DO THIS: Locate each line containing the string "breeding" and copy it out.

---- RECORDS TO PROCESS

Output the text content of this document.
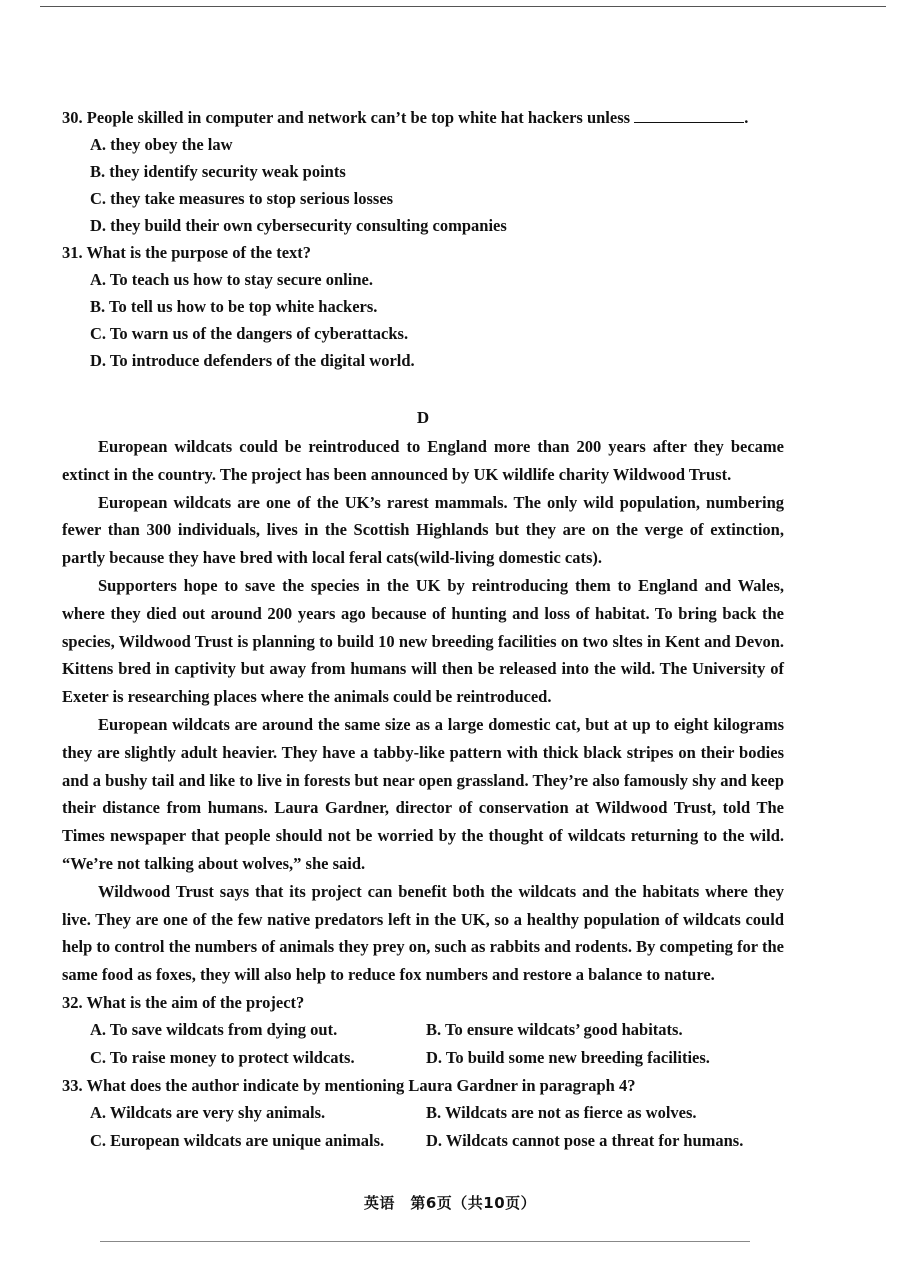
30. People skilled in computer and network can’t be top white hat hackers unless	.

A. they obey the law

B. they identify security weak points

C. they take measures to stop serious losses

D. they build their own cybersecurity consulting companies

31. What is the purpose of the text?

A. To teach us how to stay secure online.

B. To tell us how to be top white hackers.

C. To warn us of the dangers of cyberattacks.

D. To introduce defenders of the digital world.

D

European wildcats could be reintroduced to England more than 200 years after they became extinct in the country. The project has been announced by UK wildlife charity Wildwood Trust.

European wildcats are one of the UK’s rarest mammals. The only wild population, numbering fewer than 300 individuals, lives in the Scottish Highlands but they are on the verge of extinction, partly because they have bred with local feral cats(wild-living domestic cats).

Supporters hope to save the species in the UK by reintroducing them to England and Wales, where they died out around 200 years ago because of hunting and loss of habitat. To bring back the species, Wildwood Trust is planning to build 10 new breeding facilities on two sltes in Kent and Devon. Kittens bred in captivity but away from humans will then be released into the wild. The University of Exeter is researching places where the animals could be reintroduced.

European wildcats are around the same size as a large domestic cat, but at up to eight kilograms they are slightly adult heavier. They have a tabby-like pattern with thick black stripes on their bodies and a bushy tail and like to live in forests but near open grassland. They’re also famously shy and keep their distance from humans. Laura Gardner, director of conservation at Wildwood Trust, told The Times newspaper that people should not be worried by the thought of wildcats returning to the wild. “We’re not talking about wolves,” she said.

Wildwood Trust says that its project can benefit both the wildcats and the habitats where they live. They are one of the few native predators left in the UK, so a healthy population of wildcats could help to control the numbers of animals they prey on, such as rabbits and rodents. By competing for the same food as foxes, they will also help to reduce fox numbers and restore a balance to nature.

32. What is the aim of the project?

A. To save wildcats from dying out.	B. To ensure wildcats’ good habitats.
C. To raise money to protect wildcats.	D. To build some new breeding facilities.

33. What does the author indicate by mentioning Laura Gardner in paragraph 4?

A. Wildcats are very shy animals.	B. Wildcats are not as fierce as wolves.
C. European wildcats are unique animals.	D. Wildcats cannot pose a threat for humans.
英语　第6页（共10页）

--------

EXPECTED OUTPUT:
Supporters hope to save the species in the UK by reintroducing them to England and Wales, where they died out around 200 years ago because of hunting and loss of habitat. To bring back the species, Wildwood Trust is planning to build 10 new breeding facilities on two sltes in Kent and Devon. Kittens bred in captivity but away from humans will then be released into the wild. The University of Exeter is researching places where the animals could be reintroduced.
C. To raise money to protect wildcats.	D. To build some new breeding facilities.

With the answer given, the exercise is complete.